Source text ->
[Start of Attachment]
On the heels of the tweet that Jenner posted on Wednesday evening – which read: “Sooo does anyone else not open Snapchat anymore? Or is it just me… ugh this is so sad” – shares in Snap, Inc. fell as much as 8.4 per cent to $17.08 on Thursday, almost as low as its March 2017 IPO price of $17. A late rally “helped lessen the blow with the company,” according to Bloomberg, with the company’s stock closing Thursday down just over 6 percent, which represented a drop of over $850 million in value, nonetheless.  

The share price opened at $17.60 on Friday morning, which is down quite a bit from its $20.75 price just earlier this month.

Jenner’s comment comes after Snapchat has faced backlash from users over a redesign of its app. As noted by the Financial Times, “Snapchat has separated pictures and messages posted by friends from professionally produced content from publishers, celebrities and other ‘influencers,’ arguing that it would make the app easier to use and more intimate.” The move has gotten “a cold reception from users and even prompted a petition to remove the update on Change.Org — which has received more than 1 million signatures.”

Given the fact that Snapchat has swiftly been losing marketshare to Instagram in terms of disappearing video capabilities (something that is being left out of most headlines), the more interesting thing at play here is the more generalized power of 71 characters from Jenner, a demonstration of the influence of the 20-year old new mother. 

As older sister “Kim’s fashion influence among young women is quickly trailing off,” Bloomberg wrote several years ago, Kylie has swiftly emerged as the most powerful figure in the famous family. Taking the title of the youngest high-earning celebrity on Forbes 2017 Richest Celebrities list (thereby beating out her sisters as the family’s top earner), Kylie has accumulated a net worth of around $50 million thanks in large part to the wild success of her quick-selling make-up line, Kylie Cosmetics.
[End of Attachment]
Brief -> According to the Snapchat article, at what price did Snap shares open on Friday morning?

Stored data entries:
[Start of Attachment]
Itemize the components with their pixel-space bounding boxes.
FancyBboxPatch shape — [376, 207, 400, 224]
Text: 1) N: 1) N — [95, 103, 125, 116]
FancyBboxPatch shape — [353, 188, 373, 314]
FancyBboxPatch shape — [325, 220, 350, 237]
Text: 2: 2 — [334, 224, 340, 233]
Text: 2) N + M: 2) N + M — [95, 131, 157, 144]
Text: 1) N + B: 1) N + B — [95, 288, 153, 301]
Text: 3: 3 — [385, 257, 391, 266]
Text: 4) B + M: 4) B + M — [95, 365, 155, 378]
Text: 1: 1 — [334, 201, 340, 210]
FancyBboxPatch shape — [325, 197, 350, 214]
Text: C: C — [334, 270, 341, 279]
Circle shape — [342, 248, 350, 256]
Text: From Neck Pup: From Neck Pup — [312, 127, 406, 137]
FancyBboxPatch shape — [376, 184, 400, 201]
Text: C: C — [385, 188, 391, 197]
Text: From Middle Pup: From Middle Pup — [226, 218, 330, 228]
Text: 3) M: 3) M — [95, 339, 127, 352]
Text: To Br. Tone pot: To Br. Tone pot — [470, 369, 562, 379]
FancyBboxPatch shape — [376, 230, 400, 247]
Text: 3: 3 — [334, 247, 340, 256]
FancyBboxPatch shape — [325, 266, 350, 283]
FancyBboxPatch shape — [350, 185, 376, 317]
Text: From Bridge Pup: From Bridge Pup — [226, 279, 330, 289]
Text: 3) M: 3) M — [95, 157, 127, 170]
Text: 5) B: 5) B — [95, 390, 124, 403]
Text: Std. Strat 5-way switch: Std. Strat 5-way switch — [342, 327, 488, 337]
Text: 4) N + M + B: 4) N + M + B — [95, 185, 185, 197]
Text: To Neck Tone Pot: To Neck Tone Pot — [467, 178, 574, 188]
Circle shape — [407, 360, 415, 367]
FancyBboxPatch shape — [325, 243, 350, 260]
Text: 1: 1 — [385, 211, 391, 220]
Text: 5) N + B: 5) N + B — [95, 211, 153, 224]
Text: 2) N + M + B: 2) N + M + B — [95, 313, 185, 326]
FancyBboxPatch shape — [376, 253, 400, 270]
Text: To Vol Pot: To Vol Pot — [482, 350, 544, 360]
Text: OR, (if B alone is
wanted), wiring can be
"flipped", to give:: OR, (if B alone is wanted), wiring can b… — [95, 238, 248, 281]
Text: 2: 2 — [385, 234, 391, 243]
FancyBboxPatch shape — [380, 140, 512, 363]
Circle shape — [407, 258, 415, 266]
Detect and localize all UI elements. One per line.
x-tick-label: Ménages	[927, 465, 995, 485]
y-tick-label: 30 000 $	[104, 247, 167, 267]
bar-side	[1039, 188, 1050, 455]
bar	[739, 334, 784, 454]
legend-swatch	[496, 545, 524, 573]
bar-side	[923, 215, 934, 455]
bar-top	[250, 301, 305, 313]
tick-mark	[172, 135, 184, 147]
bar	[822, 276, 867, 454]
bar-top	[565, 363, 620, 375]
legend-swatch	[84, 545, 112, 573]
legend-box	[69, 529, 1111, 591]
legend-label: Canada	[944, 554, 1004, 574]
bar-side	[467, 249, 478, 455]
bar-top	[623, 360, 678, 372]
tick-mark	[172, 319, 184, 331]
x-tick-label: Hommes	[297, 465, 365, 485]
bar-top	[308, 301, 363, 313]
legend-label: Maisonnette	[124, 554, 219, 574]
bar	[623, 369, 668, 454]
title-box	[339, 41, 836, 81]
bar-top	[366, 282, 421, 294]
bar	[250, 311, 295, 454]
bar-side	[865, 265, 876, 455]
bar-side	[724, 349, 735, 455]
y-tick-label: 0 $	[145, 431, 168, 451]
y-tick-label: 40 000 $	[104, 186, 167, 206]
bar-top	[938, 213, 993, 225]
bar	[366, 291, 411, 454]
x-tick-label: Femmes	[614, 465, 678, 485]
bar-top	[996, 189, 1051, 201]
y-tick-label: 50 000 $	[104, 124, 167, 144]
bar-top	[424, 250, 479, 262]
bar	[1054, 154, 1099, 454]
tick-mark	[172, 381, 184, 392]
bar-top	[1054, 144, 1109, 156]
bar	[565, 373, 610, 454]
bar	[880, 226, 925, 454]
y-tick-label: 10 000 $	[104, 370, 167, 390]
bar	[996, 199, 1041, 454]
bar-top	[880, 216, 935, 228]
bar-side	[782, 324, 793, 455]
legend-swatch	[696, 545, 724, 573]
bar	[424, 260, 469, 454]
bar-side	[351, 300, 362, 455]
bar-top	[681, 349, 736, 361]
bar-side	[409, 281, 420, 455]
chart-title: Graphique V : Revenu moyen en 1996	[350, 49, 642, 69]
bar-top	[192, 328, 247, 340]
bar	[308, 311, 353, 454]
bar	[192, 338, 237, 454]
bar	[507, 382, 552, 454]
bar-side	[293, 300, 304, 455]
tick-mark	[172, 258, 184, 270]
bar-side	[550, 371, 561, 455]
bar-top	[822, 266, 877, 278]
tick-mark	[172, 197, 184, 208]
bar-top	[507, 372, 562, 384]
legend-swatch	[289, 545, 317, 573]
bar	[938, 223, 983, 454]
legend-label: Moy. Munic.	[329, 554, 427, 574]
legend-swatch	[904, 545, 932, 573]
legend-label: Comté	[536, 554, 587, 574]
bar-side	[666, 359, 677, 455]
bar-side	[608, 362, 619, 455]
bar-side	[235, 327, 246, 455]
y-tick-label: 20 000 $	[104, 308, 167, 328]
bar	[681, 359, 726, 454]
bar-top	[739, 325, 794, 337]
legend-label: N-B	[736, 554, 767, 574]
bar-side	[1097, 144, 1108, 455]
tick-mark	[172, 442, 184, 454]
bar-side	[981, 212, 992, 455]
[End of Attachment]
Task output -> $17.60